- **Given task**
Filter out everything except lines holding "Koreans".

- **Dataset rows**
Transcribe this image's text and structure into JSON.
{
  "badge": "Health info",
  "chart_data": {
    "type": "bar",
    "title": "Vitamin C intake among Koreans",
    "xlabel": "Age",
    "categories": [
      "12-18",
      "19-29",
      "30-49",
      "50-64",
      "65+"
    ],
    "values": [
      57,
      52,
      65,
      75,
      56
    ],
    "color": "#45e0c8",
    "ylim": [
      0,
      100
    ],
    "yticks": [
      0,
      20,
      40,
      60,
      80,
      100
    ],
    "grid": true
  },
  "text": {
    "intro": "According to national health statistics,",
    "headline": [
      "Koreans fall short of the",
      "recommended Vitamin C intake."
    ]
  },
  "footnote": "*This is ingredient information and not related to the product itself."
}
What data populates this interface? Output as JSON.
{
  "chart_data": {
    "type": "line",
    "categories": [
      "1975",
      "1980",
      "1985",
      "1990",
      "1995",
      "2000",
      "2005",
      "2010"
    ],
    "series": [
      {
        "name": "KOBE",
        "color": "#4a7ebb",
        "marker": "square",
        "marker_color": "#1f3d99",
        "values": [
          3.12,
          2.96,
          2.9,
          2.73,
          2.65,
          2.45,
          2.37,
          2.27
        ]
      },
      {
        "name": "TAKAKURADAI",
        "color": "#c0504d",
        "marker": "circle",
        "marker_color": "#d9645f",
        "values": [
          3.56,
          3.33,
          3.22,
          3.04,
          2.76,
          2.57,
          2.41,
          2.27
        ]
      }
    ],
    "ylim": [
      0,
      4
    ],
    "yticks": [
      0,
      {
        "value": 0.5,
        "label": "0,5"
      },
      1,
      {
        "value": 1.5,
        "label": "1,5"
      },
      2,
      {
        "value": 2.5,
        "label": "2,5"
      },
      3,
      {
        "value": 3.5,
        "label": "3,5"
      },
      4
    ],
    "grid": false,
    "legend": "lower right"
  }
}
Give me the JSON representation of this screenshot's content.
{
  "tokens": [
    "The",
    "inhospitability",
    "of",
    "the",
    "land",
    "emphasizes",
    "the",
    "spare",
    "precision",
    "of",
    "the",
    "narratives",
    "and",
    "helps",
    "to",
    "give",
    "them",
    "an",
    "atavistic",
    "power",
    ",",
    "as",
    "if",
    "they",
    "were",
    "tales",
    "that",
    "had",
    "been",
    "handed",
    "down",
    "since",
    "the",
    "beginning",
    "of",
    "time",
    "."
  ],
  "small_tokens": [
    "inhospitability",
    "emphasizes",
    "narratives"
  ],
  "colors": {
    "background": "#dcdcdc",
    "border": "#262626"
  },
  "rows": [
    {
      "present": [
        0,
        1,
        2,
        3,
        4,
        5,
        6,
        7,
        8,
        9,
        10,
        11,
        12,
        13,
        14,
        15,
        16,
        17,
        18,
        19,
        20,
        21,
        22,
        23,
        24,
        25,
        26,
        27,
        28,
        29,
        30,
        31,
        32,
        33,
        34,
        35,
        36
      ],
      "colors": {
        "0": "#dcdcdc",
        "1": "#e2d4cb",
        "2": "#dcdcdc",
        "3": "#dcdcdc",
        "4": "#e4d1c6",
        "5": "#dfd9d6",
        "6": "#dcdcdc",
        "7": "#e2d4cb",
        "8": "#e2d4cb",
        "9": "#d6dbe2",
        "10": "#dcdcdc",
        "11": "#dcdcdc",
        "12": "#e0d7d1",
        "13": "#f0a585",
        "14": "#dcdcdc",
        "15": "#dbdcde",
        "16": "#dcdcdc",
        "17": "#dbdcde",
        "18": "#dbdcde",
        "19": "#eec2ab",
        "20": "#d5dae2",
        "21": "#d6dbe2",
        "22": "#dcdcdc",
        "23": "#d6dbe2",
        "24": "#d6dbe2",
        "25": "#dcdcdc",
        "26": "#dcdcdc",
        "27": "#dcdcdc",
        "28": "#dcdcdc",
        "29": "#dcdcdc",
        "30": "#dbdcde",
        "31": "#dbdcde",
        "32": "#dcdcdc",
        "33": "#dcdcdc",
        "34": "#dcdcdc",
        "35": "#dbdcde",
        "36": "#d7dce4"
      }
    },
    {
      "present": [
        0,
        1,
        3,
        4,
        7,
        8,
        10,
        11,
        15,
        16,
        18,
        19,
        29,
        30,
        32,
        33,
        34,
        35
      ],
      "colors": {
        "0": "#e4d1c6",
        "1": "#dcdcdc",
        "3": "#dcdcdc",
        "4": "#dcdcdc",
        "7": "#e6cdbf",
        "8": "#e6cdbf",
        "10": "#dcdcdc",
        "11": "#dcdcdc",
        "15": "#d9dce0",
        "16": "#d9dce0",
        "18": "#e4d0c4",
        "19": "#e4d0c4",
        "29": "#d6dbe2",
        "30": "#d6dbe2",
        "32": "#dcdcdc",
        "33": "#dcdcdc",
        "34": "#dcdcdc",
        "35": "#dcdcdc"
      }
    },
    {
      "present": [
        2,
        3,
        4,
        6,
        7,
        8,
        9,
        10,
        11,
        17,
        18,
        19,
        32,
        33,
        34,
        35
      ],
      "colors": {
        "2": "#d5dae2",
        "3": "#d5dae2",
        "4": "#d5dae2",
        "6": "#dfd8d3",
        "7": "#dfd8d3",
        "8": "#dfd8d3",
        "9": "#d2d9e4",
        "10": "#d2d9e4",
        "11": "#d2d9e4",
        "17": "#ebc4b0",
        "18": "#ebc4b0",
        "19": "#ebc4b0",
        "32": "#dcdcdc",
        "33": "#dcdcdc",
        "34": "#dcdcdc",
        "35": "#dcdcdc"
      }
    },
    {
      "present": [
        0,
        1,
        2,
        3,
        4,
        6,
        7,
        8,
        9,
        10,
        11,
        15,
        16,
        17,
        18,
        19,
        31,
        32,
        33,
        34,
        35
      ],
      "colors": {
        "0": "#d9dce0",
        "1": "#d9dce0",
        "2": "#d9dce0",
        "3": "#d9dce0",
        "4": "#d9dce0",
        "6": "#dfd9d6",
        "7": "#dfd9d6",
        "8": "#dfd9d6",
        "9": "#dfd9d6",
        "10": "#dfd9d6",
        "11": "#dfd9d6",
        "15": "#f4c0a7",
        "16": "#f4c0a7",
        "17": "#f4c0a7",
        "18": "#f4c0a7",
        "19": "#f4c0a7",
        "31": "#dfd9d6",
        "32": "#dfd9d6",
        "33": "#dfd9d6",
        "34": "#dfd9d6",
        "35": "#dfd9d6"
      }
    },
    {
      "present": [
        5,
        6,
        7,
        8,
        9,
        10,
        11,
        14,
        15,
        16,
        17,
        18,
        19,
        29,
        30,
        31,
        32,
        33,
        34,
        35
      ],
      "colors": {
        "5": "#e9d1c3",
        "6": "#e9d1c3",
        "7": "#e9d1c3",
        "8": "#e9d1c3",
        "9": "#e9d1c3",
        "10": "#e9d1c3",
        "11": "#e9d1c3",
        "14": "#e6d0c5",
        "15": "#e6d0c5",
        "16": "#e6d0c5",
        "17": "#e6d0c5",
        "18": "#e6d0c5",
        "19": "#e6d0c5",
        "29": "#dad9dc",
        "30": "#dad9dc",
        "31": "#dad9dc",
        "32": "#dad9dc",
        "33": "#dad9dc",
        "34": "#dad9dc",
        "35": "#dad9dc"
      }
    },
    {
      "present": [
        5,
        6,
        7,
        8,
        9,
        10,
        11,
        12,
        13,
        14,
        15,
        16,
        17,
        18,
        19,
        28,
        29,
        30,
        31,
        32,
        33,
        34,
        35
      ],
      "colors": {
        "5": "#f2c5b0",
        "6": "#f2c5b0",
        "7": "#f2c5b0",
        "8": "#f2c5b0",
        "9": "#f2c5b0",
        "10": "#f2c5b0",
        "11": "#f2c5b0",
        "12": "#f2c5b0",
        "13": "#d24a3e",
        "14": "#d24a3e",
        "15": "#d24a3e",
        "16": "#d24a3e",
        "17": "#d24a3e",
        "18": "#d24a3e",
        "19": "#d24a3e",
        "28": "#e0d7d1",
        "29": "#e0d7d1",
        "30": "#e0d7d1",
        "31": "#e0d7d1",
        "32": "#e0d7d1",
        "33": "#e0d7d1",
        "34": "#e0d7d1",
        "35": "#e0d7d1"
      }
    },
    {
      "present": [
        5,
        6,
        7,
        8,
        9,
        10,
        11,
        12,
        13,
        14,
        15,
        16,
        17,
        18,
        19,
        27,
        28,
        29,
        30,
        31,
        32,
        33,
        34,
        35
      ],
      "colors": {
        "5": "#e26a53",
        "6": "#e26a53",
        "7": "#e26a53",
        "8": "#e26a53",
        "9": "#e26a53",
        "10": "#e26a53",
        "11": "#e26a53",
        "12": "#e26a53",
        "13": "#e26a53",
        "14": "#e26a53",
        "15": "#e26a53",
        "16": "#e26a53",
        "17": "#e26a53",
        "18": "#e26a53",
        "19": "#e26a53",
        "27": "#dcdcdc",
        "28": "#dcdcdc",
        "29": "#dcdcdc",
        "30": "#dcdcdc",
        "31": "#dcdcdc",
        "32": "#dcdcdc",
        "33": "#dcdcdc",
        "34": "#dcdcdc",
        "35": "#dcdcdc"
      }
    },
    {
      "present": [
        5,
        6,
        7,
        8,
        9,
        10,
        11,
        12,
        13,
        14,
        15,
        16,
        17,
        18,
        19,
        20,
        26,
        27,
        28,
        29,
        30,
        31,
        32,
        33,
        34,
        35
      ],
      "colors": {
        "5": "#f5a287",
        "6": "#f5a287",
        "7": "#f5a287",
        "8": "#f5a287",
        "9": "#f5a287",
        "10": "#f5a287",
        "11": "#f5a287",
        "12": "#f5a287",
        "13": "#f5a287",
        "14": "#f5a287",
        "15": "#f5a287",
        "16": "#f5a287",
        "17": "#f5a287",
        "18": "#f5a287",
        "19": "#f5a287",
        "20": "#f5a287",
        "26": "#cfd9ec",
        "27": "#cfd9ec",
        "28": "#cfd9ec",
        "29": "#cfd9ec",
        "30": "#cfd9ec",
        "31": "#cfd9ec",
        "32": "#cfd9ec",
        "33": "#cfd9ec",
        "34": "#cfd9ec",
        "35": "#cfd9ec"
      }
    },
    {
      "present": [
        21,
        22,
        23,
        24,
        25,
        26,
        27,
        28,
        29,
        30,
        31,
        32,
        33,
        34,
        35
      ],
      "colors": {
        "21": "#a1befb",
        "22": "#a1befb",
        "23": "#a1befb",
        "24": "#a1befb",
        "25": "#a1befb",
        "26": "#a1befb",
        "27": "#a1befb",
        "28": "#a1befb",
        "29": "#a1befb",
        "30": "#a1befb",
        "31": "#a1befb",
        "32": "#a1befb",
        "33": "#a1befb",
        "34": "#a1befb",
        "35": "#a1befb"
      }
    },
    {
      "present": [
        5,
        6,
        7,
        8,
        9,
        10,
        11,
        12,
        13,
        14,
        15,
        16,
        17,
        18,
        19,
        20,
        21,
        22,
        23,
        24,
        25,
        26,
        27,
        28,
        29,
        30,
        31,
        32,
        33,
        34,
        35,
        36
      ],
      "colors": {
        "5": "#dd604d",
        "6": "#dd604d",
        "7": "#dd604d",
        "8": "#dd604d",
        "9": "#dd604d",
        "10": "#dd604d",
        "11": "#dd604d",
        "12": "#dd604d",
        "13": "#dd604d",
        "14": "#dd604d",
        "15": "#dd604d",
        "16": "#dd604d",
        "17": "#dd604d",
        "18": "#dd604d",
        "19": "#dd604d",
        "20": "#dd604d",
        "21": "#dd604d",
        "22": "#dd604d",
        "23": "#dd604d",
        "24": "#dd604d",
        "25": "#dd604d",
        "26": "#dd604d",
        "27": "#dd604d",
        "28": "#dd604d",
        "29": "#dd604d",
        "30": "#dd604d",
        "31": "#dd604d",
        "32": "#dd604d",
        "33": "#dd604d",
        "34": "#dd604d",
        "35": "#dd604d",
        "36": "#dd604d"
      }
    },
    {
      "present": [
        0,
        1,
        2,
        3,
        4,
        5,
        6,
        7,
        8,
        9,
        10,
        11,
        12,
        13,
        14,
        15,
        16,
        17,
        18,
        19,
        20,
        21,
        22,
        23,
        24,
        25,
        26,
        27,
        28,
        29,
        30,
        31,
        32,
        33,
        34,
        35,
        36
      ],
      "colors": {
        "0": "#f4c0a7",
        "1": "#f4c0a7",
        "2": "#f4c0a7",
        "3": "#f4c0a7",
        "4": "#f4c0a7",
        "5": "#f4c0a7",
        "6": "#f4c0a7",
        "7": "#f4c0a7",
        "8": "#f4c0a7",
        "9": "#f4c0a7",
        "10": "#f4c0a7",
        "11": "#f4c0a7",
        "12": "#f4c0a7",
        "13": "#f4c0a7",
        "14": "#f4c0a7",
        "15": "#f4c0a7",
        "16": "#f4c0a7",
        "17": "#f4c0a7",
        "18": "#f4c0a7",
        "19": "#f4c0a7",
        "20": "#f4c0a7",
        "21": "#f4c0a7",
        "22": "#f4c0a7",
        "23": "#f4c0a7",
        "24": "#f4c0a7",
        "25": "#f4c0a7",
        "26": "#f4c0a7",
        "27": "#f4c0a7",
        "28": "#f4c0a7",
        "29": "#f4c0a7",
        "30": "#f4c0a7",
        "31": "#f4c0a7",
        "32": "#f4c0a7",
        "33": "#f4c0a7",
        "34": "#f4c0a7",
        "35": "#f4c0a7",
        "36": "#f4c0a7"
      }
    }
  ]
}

- **Task response**
    "title": "Vitamin C intake among Koreans",
      "Koreans fall short of the",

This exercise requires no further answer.